**Directive:** Which lines in the records below contain the word "xlabel"? Copy each one out.

**Material supplied:**
— start —

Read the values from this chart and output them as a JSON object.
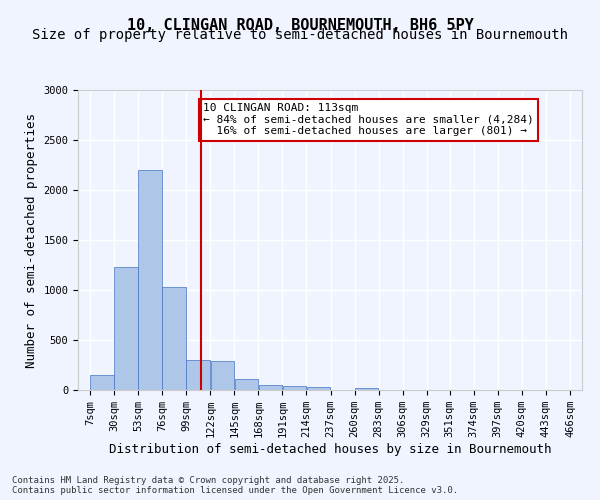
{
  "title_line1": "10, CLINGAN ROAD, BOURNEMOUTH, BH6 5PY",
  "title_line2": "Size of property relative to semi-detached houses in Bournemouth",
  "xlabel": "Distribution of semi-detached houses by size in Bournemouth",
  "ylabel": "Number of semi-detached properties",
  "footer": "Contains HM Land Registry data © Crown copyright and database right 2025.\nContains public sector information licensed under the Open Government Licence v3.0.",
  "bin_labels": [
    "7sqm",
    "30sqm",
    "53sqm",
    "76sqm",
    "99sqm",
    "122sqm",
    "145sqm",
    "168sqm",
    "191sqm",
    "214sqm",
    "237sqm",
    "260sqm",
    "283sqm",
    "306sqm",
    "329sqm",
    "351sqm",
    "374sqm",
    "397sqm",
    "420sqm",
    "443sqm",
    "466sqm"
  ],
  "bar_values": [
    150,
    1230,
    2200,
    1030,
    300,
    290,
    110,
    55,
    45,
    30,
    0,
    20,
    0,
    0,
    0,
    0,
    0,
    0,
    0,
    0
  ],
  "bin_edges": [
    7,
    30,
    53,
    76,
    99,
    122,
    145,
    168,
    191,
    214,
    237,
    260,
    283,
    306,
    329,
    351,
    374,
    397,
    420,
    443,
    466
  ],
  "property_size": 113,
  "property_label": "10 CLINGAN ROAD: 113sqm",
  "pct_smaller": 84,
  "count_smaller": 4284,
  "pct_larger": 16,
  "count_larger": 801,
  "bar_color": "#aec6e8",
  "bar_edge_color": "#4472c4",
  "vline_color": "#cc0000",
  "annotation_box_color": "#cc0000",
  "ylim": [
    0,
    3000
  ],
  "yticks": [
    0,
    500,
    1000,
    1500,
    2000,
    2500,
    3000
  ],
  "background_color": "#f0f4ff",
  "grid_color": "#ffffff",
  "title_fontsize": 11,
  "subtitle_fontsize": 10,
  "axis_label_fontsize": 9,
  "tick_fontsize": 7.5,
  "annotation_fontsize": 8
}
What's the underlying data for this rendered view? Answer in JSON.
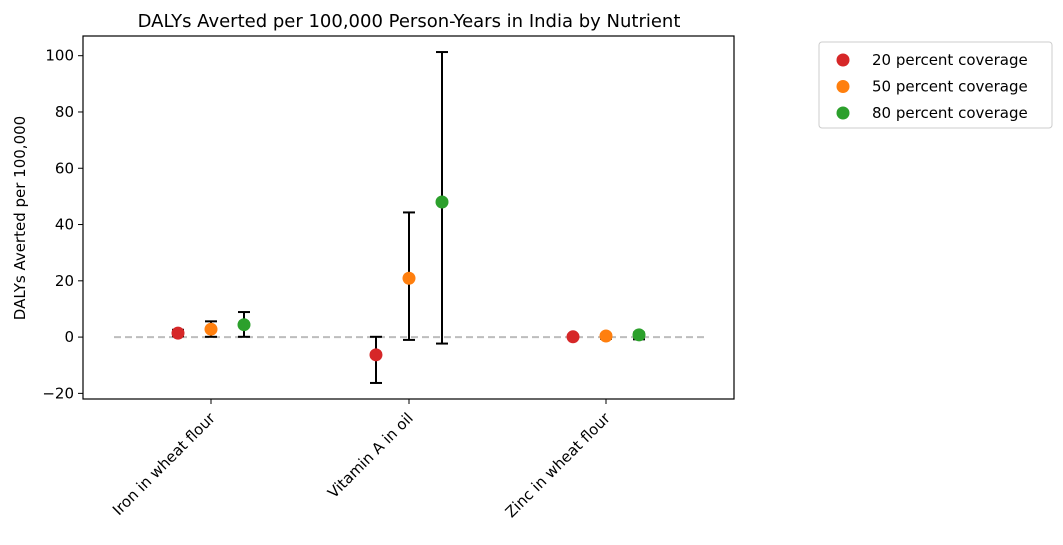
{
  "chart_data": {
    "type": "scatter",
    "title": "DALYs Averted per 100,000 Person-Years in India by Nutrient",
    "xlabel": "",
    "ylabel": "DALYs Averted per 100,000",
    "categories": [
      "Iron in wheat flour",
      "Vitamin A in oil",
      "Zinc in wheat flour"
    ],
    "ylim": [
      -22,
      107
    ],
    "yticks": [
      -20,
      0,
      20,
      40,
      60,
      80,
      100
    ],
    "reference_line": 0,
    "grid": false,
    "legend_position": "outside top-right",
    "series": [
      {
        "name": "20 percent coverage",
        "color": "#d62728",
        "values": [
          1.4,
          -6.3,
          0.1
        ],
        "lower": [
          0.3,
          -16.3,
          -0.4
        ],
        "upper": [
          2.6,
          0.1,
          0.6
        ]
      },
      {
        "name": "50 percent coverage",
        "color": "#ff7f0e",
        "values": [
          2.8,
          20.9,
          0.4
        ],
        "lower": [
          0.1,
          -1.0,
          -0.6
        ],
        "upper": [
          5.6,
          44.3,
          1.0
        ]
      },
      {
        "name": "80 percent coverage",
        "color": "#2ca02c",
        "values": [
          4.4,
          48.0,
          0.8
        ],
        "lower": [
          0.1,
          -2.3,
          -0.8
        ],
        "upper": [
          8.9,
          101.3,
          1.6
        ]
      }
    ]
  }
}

— end —

**The answer:**
  "xlabel": "Distribution of semi-detached houses by size in Bournemouth",
    "xlabel": "",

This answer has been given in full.